** start Data supplied **
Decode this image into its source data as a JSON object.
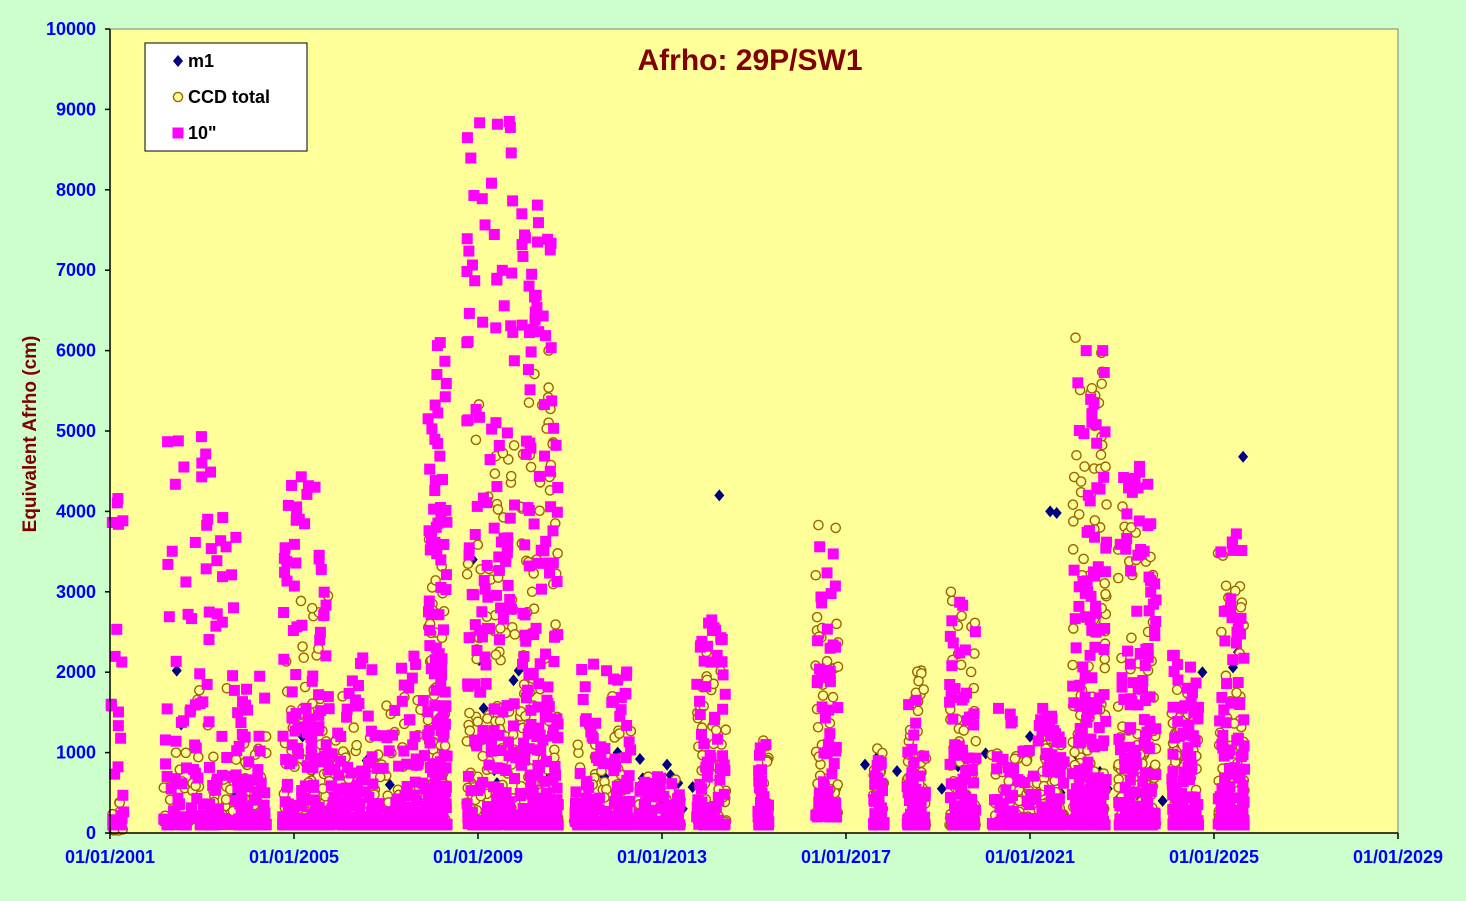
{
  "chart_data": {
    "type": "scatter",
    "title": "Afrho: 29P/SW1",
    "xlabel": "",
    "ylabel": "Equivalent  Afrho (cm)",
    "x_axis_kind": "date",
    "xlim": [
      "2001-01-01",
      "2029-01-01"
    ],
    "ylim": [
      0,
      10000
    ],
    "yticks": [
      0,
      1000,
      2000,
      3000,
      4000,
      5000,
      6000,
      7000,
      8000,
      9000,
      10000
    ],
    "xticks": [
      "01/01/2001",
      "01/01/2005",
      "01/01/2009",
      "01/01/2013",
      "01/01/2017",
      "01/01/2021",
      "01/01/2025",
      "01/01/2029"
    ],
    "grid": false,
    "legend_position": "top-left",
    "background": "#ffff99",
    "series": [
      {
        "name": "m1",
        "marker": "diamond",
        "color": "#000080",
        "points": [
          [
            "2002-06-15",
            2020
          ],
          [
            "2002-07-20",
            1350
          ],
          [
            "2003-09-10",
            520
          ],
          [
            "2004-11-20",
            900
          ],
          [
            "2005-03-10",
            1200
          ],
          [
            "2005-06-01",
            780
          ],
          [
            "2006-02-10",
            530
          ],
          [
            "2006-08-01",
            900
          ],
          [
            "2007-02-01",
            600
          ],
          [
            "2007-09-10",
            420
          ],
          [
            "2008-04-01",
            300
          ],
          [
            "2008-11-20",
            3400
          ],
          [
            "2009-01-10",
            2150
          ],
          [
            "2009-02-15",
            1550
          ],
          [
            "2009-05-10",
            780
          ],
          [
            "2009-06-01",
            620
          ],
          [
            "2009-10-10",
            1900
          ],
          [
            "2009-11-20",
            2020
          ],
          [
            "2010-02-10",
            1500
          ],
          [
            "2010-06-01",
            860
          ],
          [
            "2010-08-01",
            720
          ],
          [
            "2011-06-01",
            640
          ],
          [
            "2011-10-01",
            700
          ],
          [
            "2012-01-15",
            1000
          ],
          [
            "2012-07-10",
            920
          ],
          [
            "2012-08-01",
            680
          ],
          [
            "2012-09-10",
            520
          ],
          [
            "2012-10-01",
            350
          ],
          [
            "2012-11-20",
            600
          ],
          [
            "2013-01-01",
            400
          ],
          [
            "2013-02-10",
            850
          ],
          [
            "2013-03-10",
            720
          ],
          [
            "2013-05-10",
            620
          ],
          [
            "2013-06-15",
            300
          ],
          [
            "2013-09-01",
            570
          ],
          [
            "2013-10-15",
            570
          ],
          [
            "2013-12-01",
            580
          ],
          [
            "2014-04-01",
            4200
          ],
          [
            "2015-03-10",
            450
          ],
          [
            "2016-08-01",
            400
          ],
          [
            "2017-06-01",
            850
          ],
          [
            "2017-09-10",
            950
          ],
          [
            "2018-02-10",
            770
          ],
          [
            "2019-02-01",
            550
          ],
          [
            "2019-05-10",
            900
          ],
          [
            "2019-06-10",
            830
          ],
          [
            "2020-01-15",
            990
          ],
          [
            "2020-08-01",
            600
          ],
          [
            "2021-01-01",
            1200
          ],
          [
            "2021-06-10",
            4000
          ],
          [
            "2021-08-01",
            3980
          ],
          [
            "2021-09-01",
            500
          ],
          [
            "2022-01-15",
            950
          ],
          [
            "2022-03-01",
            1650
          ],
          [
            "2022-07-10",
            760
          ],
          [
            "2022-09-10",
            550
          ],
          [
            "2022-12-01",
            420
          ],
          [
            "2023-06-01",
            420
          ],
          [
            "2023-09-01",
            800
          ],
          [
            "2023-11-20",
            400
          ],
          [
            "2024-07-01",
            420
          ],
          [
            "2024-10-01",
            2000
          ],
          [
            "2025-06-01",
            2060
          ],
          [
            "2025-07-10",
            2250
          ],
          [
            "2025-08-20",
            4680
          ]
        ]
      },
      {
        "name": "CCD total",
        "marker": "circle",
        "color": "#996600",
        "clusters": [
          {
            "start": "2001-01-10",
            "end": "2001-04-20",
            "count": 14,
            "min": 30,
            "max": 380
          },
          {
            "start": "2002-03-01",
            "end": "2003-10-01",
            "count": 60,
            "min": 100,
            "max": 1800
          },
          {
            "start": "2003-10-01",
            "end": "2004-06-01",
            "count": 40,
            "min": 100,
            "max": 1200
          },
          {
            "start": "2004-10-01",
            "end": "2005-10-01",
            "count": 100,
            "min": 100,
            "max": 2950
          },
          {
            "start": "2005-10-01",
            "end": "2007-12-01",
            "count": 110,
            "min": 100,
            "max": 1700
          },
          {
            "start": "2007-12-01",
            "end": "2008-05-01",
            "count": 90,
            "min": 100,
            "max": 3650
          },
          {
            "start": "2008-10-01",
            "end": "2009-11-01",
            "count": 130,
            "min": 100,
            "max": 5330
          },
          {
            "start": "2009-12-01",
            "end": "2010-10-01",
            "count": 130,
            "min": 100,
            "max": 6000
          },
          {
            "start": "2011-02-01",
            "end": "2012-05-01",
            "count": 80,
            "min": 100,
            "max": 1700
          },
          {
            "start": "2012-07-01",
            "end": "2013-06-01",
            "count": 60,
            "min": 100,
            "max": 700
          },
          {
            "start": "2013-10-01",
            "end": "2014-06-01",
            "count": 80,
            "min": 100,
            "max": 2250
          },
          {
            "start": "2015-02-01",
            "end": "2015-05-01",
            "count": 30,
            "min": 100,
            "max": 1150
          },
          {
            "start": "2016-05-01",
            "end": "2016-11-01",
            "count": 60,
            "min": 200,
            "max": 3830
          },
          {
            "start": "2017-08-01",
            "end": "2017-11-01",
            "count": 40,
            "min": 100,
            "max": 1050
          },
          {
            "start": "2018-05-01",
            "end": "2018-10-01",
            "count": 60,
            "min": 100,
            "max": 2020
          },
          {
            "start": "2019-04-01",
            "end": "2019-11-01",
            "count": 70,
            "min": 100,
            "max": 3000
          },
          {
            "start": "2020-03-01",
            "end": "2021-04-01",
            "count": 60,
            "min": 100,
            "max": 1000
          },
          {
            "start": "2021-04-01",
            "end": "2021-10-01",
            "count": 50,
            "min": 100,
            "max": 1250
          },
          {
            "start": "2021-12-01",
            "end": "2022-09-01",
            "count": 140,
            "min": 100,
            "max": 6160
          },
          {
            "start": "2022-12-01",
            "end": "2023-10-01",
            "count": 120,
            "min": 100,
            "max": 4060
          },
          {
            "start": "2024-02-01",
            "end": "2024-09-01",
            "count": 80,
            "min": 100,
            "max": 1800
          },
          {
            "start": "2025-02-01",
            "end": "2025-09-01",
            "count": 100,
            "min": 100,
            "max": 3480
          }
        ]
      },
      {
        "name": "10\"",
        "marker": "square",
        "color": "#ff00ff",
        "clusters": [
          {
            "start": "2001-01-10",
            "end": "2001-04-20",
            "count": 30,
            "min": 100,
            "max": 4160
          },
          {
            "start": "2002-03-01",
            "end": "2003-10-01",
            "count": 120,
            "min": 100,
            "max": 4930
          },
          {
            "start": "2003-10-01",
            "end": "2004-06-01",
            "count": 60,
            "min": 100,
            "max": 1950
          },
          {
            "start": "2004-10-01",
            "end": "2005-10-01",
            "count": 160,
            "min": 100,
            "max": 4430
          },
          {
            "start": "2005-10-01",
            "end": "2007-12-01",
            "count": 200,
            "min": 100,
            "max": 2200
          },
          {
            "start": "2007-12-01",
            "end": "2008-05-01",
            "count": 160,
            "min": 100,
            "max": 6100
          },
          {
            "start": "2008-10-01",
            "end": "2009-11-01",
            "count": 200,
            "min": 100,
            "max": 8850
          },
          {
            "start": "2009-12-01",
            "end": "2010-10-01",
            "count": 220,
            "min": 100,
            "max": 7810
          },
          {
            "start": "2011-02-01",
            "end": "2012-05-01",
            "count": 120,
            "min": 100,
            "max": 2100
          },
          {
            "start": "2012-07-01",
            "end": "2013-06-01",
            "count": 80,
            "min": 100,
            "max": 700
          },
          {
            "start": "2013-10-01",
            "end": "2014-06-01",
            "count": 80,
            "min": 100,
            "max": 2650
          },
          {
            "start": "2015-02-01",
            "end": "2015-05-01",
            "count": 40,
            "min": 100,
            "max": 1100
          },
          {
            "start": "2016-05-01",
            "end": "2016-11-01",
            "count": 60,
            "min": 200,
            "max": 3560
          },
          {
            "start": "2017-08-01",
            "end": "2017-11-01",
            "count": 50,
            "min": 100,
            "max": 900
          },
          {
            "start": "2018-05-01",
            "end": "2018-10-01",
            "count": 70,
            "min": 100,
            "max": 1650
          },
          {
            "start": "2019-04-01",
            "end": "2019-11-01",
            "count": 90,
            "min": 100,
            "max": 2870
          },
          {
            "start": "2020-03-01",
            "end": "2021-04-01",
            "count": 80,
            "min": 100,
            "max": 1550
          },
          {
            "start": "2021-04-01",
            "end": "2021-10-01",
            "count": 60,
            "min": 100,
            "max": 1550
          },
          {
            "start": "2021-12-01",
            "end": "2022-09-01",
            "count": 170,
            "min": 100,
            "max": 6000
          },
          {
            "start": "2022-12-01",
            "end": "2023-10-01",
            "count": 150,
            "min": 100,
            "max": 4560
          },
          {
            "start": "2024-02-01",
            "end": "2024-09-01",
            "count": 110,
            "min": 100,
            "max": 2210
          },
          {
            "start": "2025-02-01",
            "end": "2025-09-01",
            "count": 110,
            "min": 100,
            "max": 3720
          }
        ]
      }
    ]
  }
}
** end Data supplied **
### [What is needed]
Search the listing for the string "Afrho". Copy each line where it turns up.

### [Complete output]
    "title": "Afrho: 29P/SW1",
    "ylabel": "Equivalent  Afrho (cm)",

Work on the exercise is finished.